WORK INSTRUCTION >> Check each line of the data below for the string "aliénés". Then give the number of lines that have it, without anything else.

----- INFORMATION

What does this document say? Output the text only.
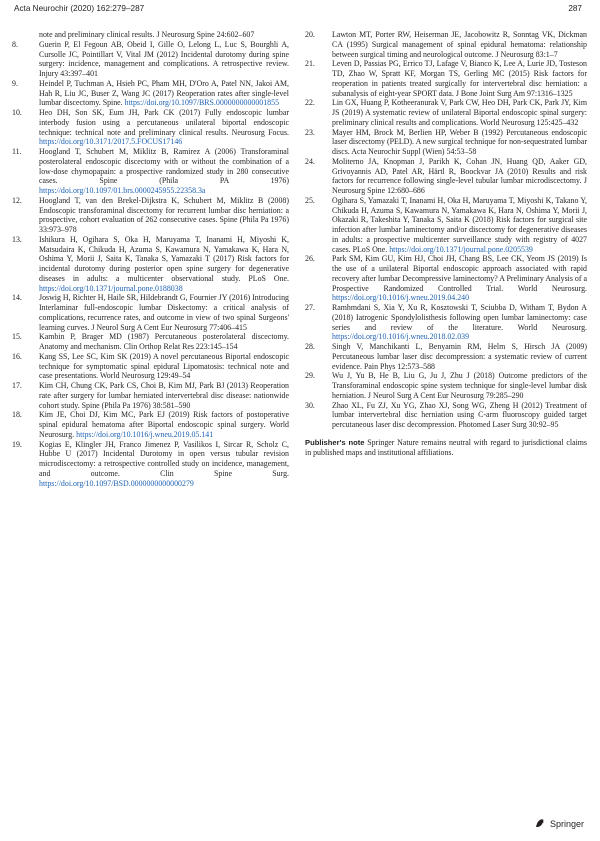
Acta Neurochir (2020) 162:279–287	287
note and preliminary clinical results. J Neurosurg Spine 24:602–607
8.	Guerin P, El Fegoun AB, Obeid I, Gille O, Lelong L, Luc S, Bourghli A, Cursolle JC, Pointillart V, Vital JM (2012) Incidental durotomy during spine surgery: incidence, management and complications. A retrospective review. Injury 43:397–401
9.	Heindel P, Tuchman A, Hsieh PC, Pham MH, D'Oro A, Patel NN, Jakoi AM, Hah R, Liu JC, Buser Z, Wang JC (2017) Reoperation rates after single-level lumbar discectomy. Spine. https://doi.org/10.1097/BRS.0000000000001855
10.	Heo DH, Son SK, Eum JH, Park CK (2017) Fully endoscopic lumbar interbody fusion using a percutaneous unilateral biportal endoscopic technique: technical note and preliminary clinical results. Neurosurg Focus. https://doi.org/10.3171/2017.5.FOCUS17146
11.	Hoogland T, Schubert M, Miklitz B, Ramirez A (2006) Transforaminal posterolateral endoscopic discectomy with or without the combination of a low-dose chymopapain: a prospective randomized study in 280 consecutive cases. Spine (Phila PA 1976) https://doi.org/10.1097/01.brs.0000245955.22358.3a
12.	Hoogland T, van den Brekel-Dijkstra K, Schubert M, Miklitz B (2008) Endoscopic transforaminal discectomy for recurrent lumbar disc herniation: a prospective, cohort evaluation of 262 consecutive cases. Spine (Phila Pa 1976) 33:973–978
13.	Ishikura H, Ogihara S, Oka H, Maruyama T, Inanami H, Miyoshi K, Matsudaira K, Chikuda H, Azuma S, Kawamura N, Yamakawa K, Hara N, Oshima Y, Morii J, Saita K, Tanaka S, Yamazaki T (2017) Risk factors for incidental durotomy during posterior open spine surgery for degenerative diseases in adults: a multicenter observational study. PLoS One. https://doi.org/10.1371/journal.pone.0188038
14.	Joswig H, Richter H, Haile SR, Hildebrandt G, Fournier JY (2016) Introducing Interlaminar full-endoscopic lumbar Diskectomy: a critical analysis of complications, recurrence rates, and outcome in view of two spinal Surgeons' learning curves. J Neurol Surg A Cent Eur Neurosurg 77:406–415
15.	Kambin P, Brager MD (1987) Percutaneous posterolateral discectomy. Anatomy and mechanism. Clin Orthop Relat Res 223:145–154
16.	Kang SS, Lee SC, Kim SK (2019) A novel percutaneous Biportal endoscopic technique for symptomatic spinal epidural Lipomatosis: technical note and case presentations. World Neurosurg 129:49–54
17.	Kim CH, Chung CK, Park CS, Choi B, Kim MJ, Park BJ (2013) Reoperation rate after surgery for lumbar herniated intervertebral disc disease: nationwide cohort study. Spine (Phila Pa 1976) 38:581–590
18.	Kim JE, Choi DJ, Kim MC, Park EJ (2019) Risk factors of postoperative spinal epidural hematoma after Biportal endoscopic spinal surgery. World Neurosurg. https://doi.org/10.1016/j.wneu.2019.05.141
19.	Kogias E, Klingler JH, Franco Jimenez P, Vasilikos I, Sircar R, Scholz C, Hubbe U (2017) Incidental Durotomy in open versus tubular revision microdiscectomy: a retrospective controlled study on incidence, management, and outcome. Clin Spine Surg. https://doi.org/10.1097/BSD.0000000000000279
20.	Lawton MT, Porter RW, Heiserman JE, Jacobowitz R, Sonntag VK, Dickman CA (1995) Surgical management of spinal epidural hematoma: relationship between surgical timing and neurological outcome. J Neurosurg 83:1–7
21.	Leven D, Passias PG, Errico TJ, Lafage V, Bianco K, Lee A, Lurie JD, Tosteson TD, Zhao W, Spratt KF, Morgan TS, Gerling MC (2015) Risk factors for reoperation in patients treated surgically for intervertebral disc herniation: a subanalysis of eight-year SPORT data. J Bone Joint Surg Am 97:1316–1325
22.	Lin GX, Huang P, Kotheeranurak V, Park CW, Heo DH, Park CK, Park JY, Kim JS (2019) A systematic review of unilateral Biportal endoscopic spinal surgery: preliminary clinical results and complications. World Neurosurg 125:425–432
23.	Mayer HM, Brock M, Berlien HP, Weber B (1992) Percutaneous endoscopic laser discectomy (PELD). A new surgical technique for non-sequestrated lumbar discs. Acta Neurochir Suppl (Wien) 54:53–58
24.	Moliterno JA, Knopman J, Parikh K, Cohan JN, Huang QD, Aaker GD, Grivoyannis AD, Patel AR, Härtl R, Boockvar JA (2010) Results and risk factors for recurrence following single-level tubular lumbar microdiscectomy. J Neurosurg Spine 12:680–686
25.	Ogihara S, Yamazaki T, Inanami H, Oka H, Maruyama T, Miyoshi K, Takano Y, Chikuda H, Azuma S, Kawamura N, Yamakawa K, Hara N, Oshima Y, Morii J, Okazaki R, Takeshita Y, Tanaka S, Saita K (2018) Risk factors for surgical site infection after lumbar laminectomy and/or discectomy for degenerative diseases in adults: a prospective multicenter surveillance study with registry of 4027 cases. PLoS One. https://doi.org/10.1371/journal.pone.0205539
26.	Park SM, Kim GU, Kim HJ, Choi JH, Chang BS, Lee CK, Yeom JS (2019) Is the use of a unilateral Biportal endoscopic approach associated with rapid recovery after lumbar Decompressive laminectomy? A Preliminary Analysis of a Prospective Randomized Controlled Trial. World Neurosurg. https://doi.org/10.1016/j.wneu.2019.04.240
27.	Ramhmdani S, Xia Y, Xu R, Kosztowski T, Sciubba D, Witham T, Bydon A (2018) Iatrogenic Spondylolisthesis following open lumbar laminectomy: case series and review of the literature. World Neurosurg. https://doi.org/10.1016/j.wneu.2018.02.039
28.	Singh V, Manchikanti L, Benyamin RM, Helm S, Hirsch JA (2009) Percutaneous lumbar laser disc decompression: a systematic review of current evidence. Pain Phys 12:573–588
29.	Wu J, Yu B, He B, Liu G, Ju J, Zhu J (2018) Outcome predictors of the Transforaminal endoscopic spine system technique for single-level lumbar disk herniation. J Neurol Surg A Cent Eur Neurosurg 79:285–290
30.	Zhao XL, Fu ZJ, Xu YG, Zhao XJ, Song WG, Zheng H (2012) Treatment of lumbar intervertebral disc herniation using C-arm fluoroscopy guided target percutaneous laser disc decompression. Photomed Laser Surg 30:92–95
Publisher's note Springer Nature remains neutral with regard to jurisdictional claims in published maps and institutional affiliations.
Springer
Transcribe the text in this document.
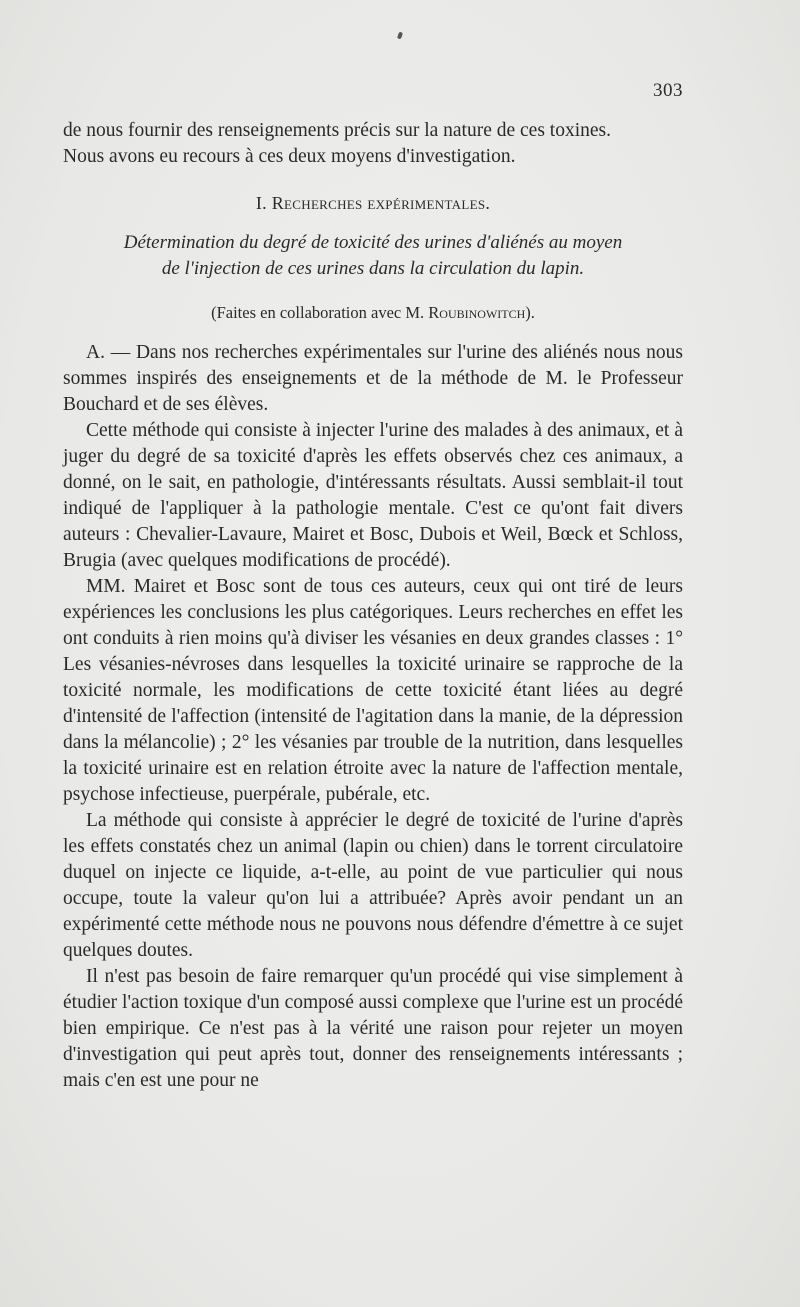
303

de nous fournir des renseignements précis sur la nature de ces toxines.

Nous avons eu recours à ces deux moyens d'investigation.

I. Recherches expérimentales.
Détermination du degré de toxicité des urines d'aliénés au moyen
de l'injection de ces urines dans la circulation du lapin.
(Faites en collaboration avec M. Roubinowitch).

A. — Dans nos recherches expérimentales sur l'urine des aliénés nous nous sommes inspirés des enseignements et de la méthode de M. le Professeur Bouchard et de ses élèves.

Cette méthode qui consiste à injecter l'urine des malades à des animaux, et à juger du degré de sa toxicité d'après les effets observés chez ces animaux, a donné, on le sait, en pathologie, d'intéressants résultats. Aussi semblait-il tout indiqué de l'appliquer à la pathologie mentale. C'est ce qu'ont fait divers auteurs : Chevalier-Lavaure, Mairet et Bosc, Dubois et Weil, Bœck et Schloss, Brugia (avec quelques modifications de procédé).

MM. Mairet et Bosc sont de tous ces auteurs, ceux qui ont tiré de leurs expériences les conclusions les plus catégoriques. Leurs recherches en effet les ont conduits à rien moins qu'à diviser les vésanies en deux grandes classes : 1° Les vésanies-névroses dans lesquelles la toxicité urinaire se rapproche de la toxicité normale, les modifications de cette toxicité étant liées au degré d'intensité de l'affection (intensité de l'agitation dans la manie, de la dépression dans la mélancolie) ; 2° les vésanies par trouble de la nutrition, dans lesquelles la toxicité urinaire est en relation étroite avec la nature de l'affection mentale, psychose infectieuse, puerpérale, pubérale, etc.

La méthode qui consiste à apprécier le degré de toxicité de l'urine d'après les effets constatés chez un animal (lapin ou chien) dans le torrent circulatoire duquel on injecte ce liquide, a-t-elle, au point de vue particulier qui nous occupe, toute la valeur qu'on lui a attribuée? Après avoir pendant un an expérimenté cette méthode nous ne pouvons nous défendre d'émettre à ce sujet quelques doutes.

Il n'est pas besoin de faire remarquer qu'un procédé qui vise simplement à étudier l'action toxique d'un composé aussi complexe que l'urine est un procédé bien empirique. Ce n'est pas à la vérité une raison pour rejeter un moyen d'investigation qui peut après tout, donner des renseignements intéressants ; mais c'en est une pour ne
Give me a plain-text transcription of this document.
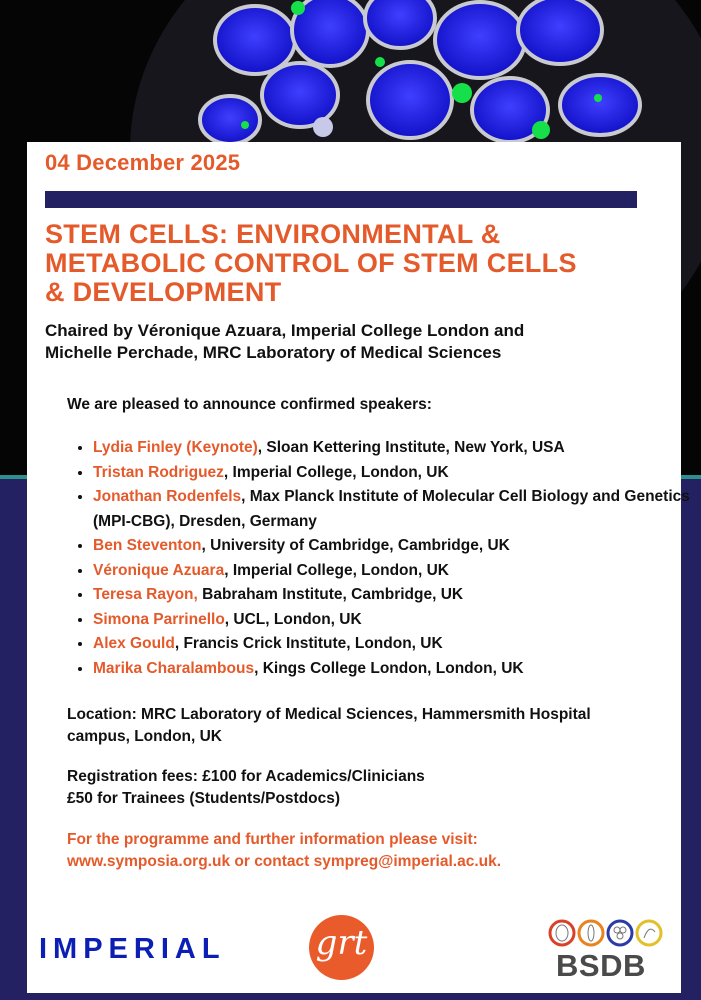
04 December 2025
STEM CELLS: ENVIRONMENTAL &
METABOLIC CONTROL OF STEM CELLS
& DEVELOPMENT
Chaired by Véronique Azuara, Imperial College London and
Michelle Perchade, MRC Laboratory of Medical Sciences
We are pleased to announce confirmed speakers:
• Lydia Finley (Keynote), Sloan Kettering Institute, New York, USA
• Tristan Rodriguez, Imperial College, London, UK
• Jonathan Rodenfels, Max Planck Institute of Molecular Cell Biology and Genetics (MPI-CBG), Dresden, Germany
• Ben Steventon, University of Cambridge, Cambridge, UK
• Véronique Azuara, Imperial College, London, UK
• Teresa Rayon, Babraham Institute, Cambridge, UK
• Simona Parrinello, UCL, London, UK
• Alex Gould, Francis Crick Institute, London, UK
• Marika Charalambous, Kings College London, London, UK
Location: MRC Laboratory of Medical Sciences, Hammersmith Hospital campus, London, UK
Registration fees: £100 for Academics/Clinicians
£50 for Trainees (Students/Postdocs)
For the programme and further information please visit:
www.symposia.org.uk or contact sympreg@imperial.ac.uk.
IMPERIAL	grt
BSDB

----------

SOLUTION TO THIS TASK >> 2